Task prompt: Locate every line in the listing that contains the string "document" and copy each of those lines in full.

-- Start Record list --

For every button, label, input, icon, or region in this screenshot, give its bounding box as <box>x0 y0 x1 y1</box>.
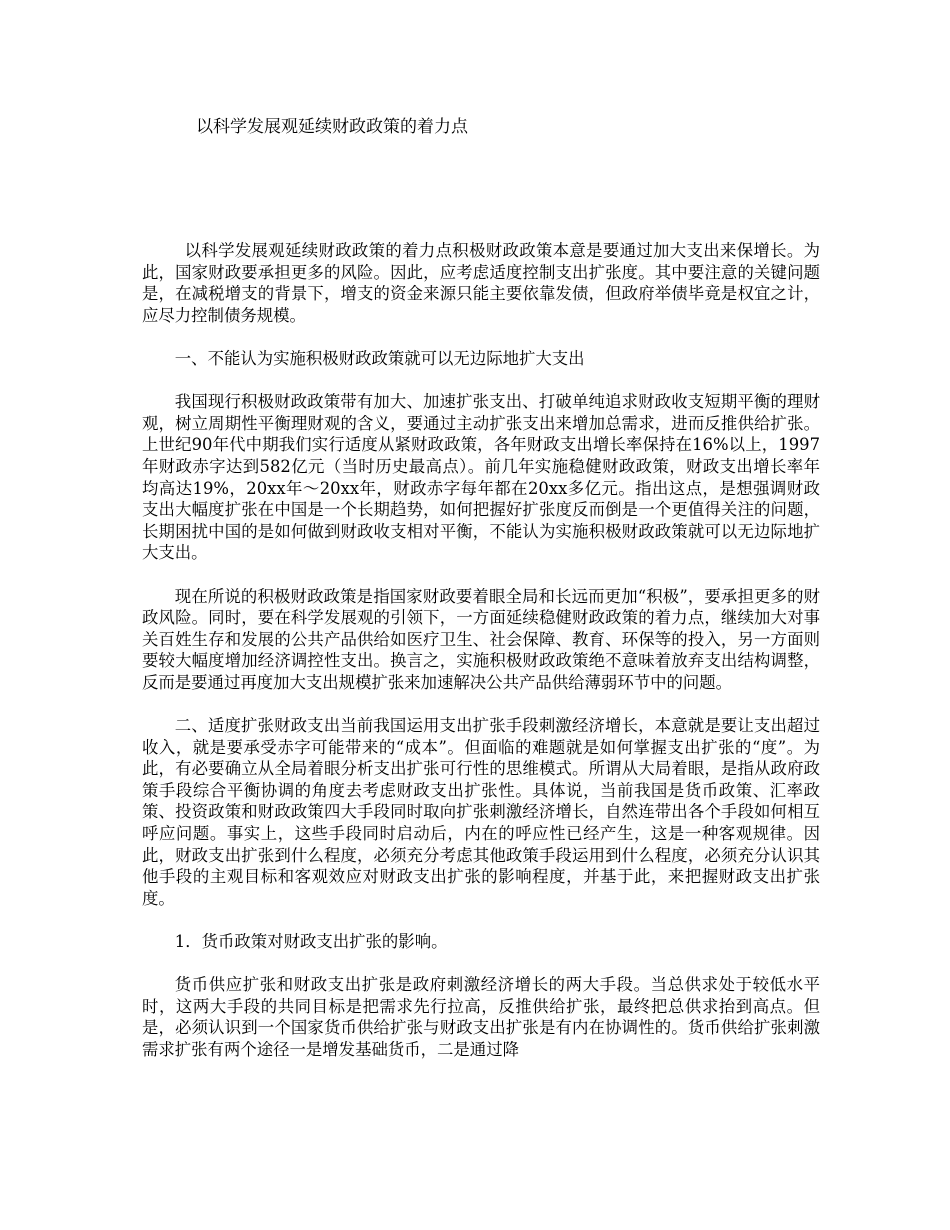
body-paragraph: 我国现行积极财政政策带有加大、加速扩张支出、打破单纯追求财政收支短期平衡的理财观，树立周期性平衡理财观的含义，要通过主动扩张支出来增加总需求，进而反推供给扩张。上世纪90年代中期我们实行适度从紧财政政策，各年财政支出增长率保持在16%以上，1997年财政赤字达到582亿元（当时历史最高点）。前几年实施稳健财政政策，财政支出增长率年均高达19%，20xx年～20xx年，财政赤字每年都在20xx多亿元。指出这点，是想强调财政支出大幅度扩张在中国是一个长期趋势，如何把握好扩张度反而倒是一个更值得关注的问题，长期困扰中国的是如何做到财政收支相对平衡，不能认为实施积极财政政策就可以无边际地扩大支出。 <box>142 392 820 563</box>
intro-paragraph: 以科学发展观延续财政政策的着力点积极财政政策本意是要通过加大支出来保增长。为此，国家财政要承担更多的风险。因此，应考虑适度控制支出扩张度。其中要注意的关键问题是，在减税增支的背景下，增支的资金来源只能主要依靠发债，但政府举债毕竟是权宜之计，应尽力控制债务规模。 <box>142 241 820 325</box>
document-title: 以科学发展观延续财政政策的着力点 <box>196 117 468 137</box>
body-paragraph: 现在所说的积极财政政策是指国家财政要着眼全局和长远而更加“积极”，要承担更多的财政风险。同时，要在科学发展观的引领下，一方面延续稳健财政政策的着力点，继续加大对事关百姓生存和发展的公共产品供给如医疗卫生、社会保障、教育、环保等的投入，另一方面则要较大幅度增加经济调控性支出。换言之，实施积极财政政策绝不意味着放弃支出结构调整，反而是要通过再度加大支出规模扩张来加速解决公共产品供给薄弱环节中的问题。 <box>142 586 820 692</box>
subsection-heading-1: 1．货币政策对财政支出扩张的影响。 <box>174 932 448 951</box>
body-paragraph: 货币供应扩张和财政支出扩张是政府刺激经济增长的两大手段。当总供求处于较低水平时，这两大手段的共同目标是把需求先行拉高，反推供给扩张，最终把总供求抬到高点。但是，必须认识到一个国家货币供给扩张与财政支出扩张是有内在协调性的。货币供给扩张刺激需求扩张有两个途径一是增发基础货币，二是通过降 <box>142 975 820 1059</box>
document-body <box>142 240 820 1082</box>
section-paragraph-2: 二、适度扩张财政支出当前我国运用支出扩张手段刺激经济增长，本意就是要让支出超过收入，就是要承受赤字可能带来的“成本”。但面临的难题就是如何掌握支出扩张的“度”。为此，有必要确立从全局着眼分析支出扩张可行性的思维模式。所谓从大局着眼，是指从政府政策手段综合平衡协调的角度去考虑财政支出扩张性。具体说，当前我国是货币政策、汇率政策、投资政策和财政政策四大手段同时取向扩张刺激经济增长，自然连带出各个手段如何相互呼应问题。事实上，这些手段同时启动后，内在的呼应性已经产生，这是一种客观规律。因此，财政支出扩张到什么程度，必须充分考虑其他政策手段运用到什么程度，必须充分认识其他手段的主观目标和客观效应对财政支出扩张的影响程度，并基于此，来把握财政支出扩张度。 <box>142 716 820 908</box>
section-heading-1: 一、不能认为实施积极财政政策就可以无边际地扩大支出 <box>174 348 585 368</box>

-- End Record list --

Reply:
document-title: 以科学发展观延续财政政策的着力点 <box>196 117 468 137</box>
document-body <box>142 240 820 1082</box>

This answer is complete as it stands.